- Aim: Copy out each line of the material in which the word "управлению" appears.

────────────────────────────────────────

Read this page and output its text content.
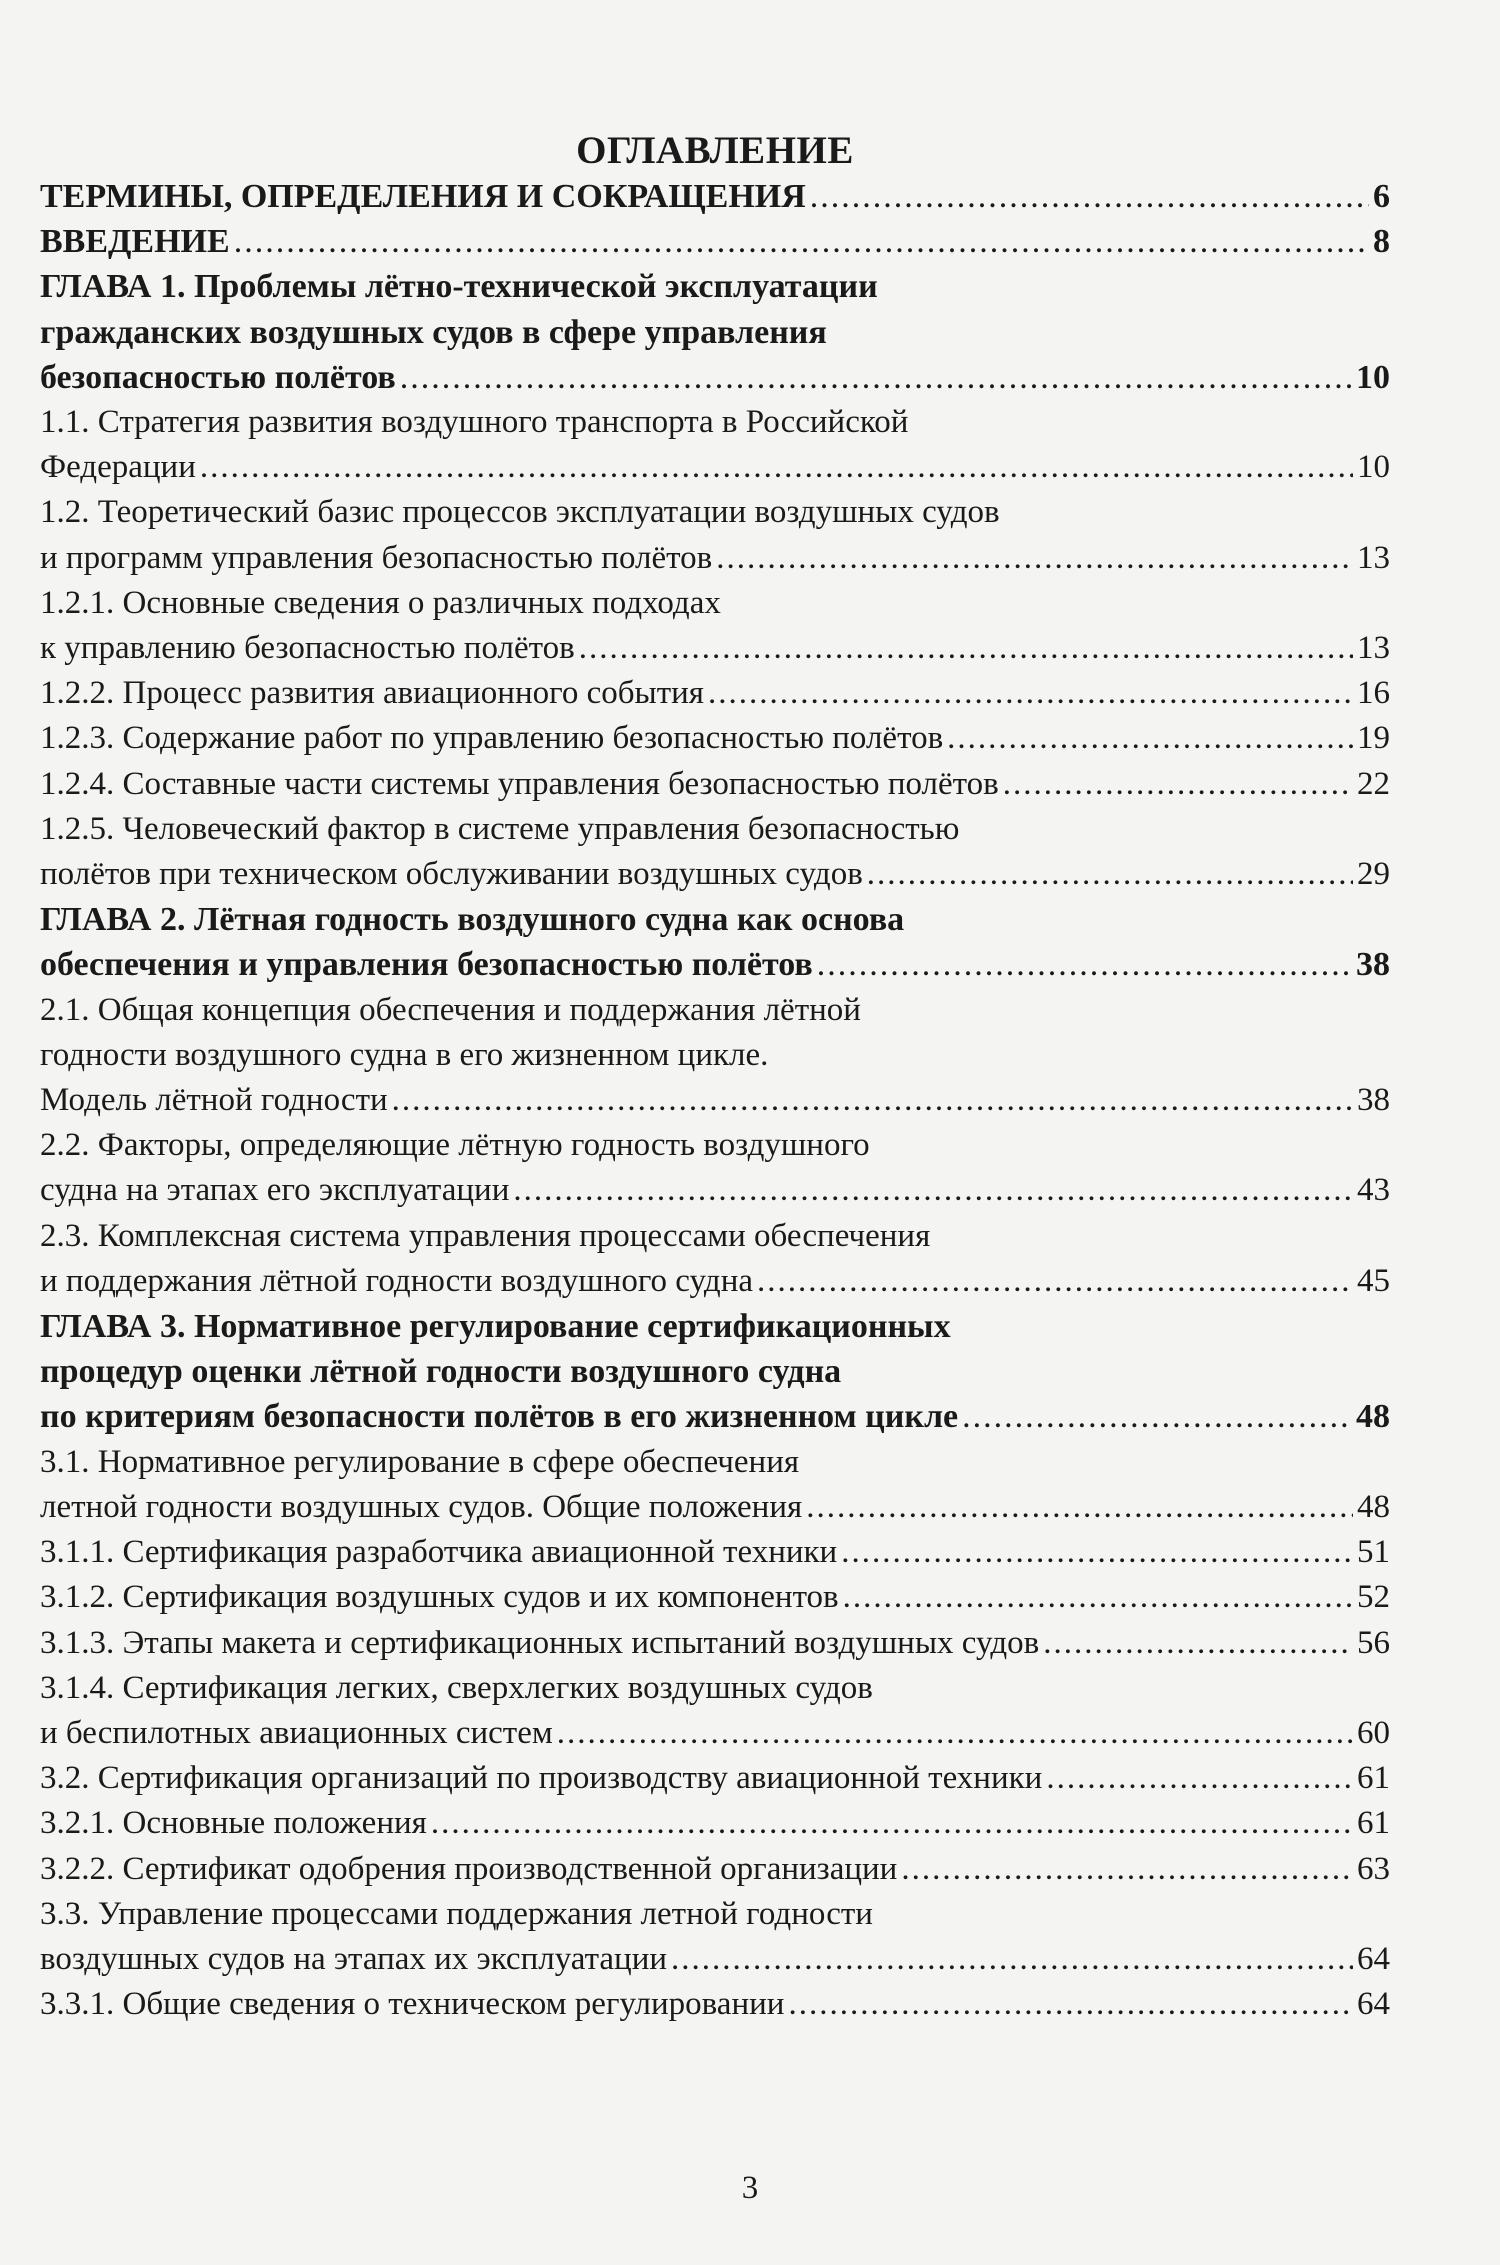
ОГЛАВЛЕНИЕ
ТЕРМИНЫ, ОПРЕДЕЛЕНИЯ И СОКРАЩЕНИЯ .....	6
ВВЕДЕНИЕ .....	8
ГЛАВА 1. Проблемы лётно-технической эксплуатации
гражданских воздушных судов в сфере управления
безопасностью полётов .....	10
1.1. Стратегия развития воздушного транспорта в Российской
Федерации .....	10
1.2. Теоретический базис процессов эксплуатации воздушных судов
и программ управления безопасностью полётов .....	13
1.2.1. Основные сведения о различных подходах
к управлению безопасностью полётов .....	13
1.2.2. Процесс развития авиационного события .....	16
1.2.3. Содержание работ по управлению безопасностью полётов .....	19
1.2.4. Составные части системы управления безопасностью полётов .....	22
1.2.5. Человеческий фактор в системе управления безопасностью
полётов при техническом обслуживании воздушных судов .....	29
ГЛАВА 2. Лётная годность воздушного судна как основа
обеспечения и управления безопасностью полётов .....	38
2.1. Общая концепция обеспечения и поддержания лётной
годности воздушного судна в его жизненном цикле.
Модель лётной годности .....	38
2.2. Факторы, определяющие лётную годность воздушного
судна на этапах его эксплуатации .....	43
2.3. Комплексная система управления процессами обеспечения
и поддержания лётной годности воздушного судна .....	45
ГЛАВА 3. Нормативное регулирование сертификационных
процедур оценки лётной годности воздушного судна
по критериям безопасности полётов в его жизненном цикле .....	48
3.1. Нормативное регулирование в сфере обеспечения
летной годности воздушных судов. Общие положения .....	48
3.1.1. Сертификация разработчика авиационной техники .....	51
3.1.2. Сертификация воздушных судов и их компонентов .....	52
3.1.3. Этапы макета и сертификационных испытаний воздушных судов .....	56
3.1.4. Сертификация легких, сверхлегких воздушных судов
и беспилотных авиационных систем .....	60
3.2. Сертификация организаций по производству авиационной техники .....	61
3.2.1. Основные положения .....	61
3.2.2. Сертификат одобрения производственной организации .....	63
3.3. Управление процессами поддержания летной годности
воздушных судов на этапах их эксплуатации .....	64
3.3.1. Общие сведения о техническом регулировании .....	64
3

────────────────────────────────────────

- Result:
к управлению безопасностью полётов .....	13
1.2.3. Содержание работ по управлению безопасностью полётов .....	19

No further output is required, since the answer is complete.